What you have to do. Read the entries below and pull out each line with the string "triangle".

....

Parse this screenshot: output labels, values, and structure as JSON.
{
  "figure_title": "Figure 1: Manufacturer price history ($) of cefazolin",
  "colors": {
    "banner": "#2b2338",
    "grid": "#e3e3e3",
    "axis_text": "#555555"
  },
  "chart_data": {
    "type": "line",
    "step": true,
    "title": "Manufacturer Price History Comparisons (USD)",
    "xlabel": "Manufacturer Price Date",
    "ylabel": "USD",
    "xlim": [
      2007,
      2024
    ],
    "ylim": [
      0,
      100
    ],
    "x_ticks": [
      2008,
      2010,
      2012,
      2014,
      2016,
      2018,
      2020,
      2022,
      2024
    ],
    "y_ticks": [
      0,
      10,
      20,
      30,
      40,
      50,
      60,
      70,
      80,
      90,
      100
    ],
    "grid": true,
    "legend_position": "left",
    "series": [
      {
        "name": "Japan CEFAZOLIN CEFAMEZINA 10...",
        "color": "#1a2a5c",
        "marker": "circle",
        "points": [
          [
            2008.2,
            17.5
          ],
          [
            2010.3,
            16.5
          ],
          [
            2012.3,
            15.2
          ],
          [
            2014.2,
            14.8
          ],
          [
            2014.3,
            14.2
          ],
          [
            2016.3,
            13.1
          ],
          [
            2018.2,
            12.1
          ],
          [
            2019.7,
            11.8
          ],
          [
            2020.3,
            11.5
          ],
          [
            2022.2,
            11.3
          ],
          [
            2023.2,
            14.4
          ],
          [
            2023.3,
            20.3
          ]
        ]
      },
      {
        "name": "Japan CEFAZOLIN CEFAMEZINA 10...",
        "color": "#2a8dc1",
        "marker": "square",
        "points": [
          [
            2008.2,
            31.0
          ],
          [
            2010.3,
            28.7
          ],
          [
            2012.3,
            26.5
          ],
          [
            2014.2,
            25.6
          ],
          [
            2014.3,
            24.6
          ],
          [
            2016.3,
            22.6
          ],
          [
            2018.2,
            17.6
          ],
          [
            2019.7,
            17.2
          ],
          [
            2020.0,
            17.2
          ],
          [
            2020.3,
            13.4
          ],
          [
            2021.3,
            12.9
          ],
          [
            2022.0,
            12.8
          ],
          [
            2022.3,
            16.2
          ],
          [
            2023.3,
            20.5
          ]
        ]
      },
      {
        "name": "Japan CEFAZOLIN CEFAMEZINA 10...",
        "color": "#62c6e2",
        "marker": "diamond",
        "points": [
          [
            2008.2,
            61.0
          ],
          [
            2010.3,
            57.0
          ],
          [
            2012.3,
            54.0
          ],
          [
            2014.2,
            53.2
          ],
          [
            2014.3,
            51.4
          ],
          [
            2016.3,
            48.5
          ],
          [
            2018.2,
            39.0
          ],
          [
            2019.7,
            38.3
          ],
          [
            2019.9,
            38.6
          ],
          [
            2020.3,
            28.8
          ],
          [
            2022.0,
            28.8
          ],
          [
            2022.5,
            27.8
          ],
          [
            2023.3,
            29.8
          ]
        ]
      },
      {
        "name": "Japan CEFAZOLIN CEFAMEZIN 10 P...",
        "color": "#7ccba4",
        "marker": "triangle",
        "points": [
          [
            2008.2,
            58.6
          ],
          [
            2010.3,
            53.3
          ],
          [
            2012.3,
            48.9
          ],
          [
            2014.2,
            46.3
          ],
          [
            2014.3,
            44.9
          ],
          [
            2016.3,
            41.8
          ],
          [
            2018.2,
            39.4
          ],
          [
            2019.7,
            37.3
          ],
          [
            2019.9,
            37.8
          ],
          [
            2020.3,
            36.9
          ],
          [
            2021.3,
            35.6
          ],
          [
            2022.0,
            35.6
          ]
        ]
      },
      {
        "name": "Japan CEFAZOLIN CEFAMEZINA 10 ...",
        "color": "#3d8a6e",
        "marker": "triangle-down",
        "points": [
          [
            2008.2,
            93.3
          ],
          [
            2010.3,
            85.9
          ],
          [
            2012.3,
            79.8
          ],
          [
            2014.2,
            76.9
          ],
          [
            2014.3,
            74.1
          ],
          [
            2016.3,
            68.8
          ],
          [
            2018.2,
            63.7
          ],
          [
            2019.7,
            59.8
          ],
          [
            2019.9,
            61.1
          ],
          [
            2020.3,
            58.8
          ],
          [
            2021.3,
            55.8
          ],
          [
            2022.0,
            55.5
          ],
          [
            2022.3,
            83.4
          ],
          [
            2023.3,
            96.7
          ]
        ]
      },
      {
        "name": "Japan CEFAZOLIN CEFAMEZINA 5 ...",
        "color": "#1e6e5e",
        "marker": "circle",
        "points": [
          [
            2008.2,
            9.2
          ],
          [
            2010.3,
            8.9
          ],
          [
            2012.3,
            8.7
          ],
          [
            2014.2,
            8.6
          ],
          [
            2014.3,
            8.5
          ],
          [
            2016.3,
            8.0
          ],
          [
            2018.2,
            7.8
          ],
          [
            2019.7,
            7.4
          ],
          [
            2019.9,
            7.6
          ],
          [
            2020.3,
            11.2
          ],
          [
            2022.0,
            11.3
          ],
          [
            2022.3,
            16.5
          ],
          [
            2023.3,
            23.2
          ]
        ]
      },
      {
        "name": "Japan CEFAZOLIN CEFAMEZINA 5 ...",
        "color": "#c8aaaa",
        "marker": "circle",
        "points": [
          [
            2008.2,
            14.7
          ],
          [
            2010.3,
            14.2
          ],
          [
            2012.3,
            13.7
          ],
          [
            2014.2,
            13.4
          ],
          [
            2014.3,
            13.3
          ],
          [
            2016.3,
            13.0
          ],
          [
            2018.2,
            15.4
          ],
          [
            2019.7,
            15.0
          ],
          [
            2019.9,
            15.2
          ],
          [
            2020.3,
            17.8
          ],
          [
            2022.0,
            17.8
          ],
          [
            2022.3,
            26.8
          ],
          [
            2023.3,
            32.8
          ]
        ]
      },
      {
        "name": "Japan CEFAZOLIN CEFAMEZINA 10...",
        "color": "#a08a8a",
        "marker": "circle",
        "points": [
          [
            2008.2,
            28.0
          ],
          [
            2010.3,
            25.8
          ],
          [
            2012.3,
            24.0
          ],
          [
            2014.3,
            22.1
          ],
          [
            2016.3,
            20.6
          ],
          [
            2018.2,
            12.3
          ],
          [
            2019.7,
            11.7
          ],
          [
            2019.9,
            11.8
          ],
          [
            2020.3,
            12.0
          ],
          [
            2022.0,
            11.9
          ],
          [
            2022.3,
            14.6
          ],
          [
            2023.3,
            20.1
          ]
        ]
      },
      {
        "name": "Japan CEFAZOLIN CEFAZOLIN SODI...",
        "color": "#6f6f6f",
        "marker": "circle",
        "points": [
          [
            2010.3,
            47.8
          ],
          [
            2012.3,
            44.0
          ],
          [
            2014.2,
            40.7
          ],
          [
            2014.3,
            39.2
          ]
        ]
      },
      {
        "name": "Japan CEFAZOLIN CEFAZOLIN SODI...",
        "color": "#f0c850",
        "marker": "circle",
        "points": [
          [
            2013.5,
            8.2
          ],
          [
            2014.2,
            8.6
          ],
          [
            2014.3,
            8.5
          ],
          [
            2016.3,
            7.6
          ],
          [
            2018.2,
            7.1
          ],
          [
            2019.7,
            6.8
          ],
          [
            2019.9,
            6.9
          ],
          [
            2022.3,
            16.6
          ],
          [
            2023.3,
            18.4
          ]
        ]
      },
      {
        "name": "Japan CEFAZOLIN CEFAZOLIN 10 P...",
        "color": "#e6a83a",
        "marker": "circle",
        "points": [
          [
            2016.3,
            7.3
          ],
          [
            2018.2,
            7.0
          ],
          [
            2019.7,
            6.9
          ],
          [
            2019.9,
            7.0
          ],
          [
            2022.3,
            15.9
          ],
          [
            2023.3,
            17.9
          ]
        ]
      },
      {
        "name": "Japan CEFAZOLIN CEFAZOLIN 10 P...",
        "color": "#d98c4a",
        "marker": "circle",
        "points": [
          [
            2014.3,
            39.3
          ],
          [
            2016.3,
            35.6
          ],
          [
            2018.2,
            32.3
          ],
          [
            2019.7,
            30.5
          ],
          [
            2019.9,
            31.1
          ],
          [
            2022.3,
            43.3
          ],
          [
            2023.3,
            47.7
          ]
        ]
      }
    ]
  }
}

....

Expected answer.
        "marker": "triangle",
        "marker": "triangle-down",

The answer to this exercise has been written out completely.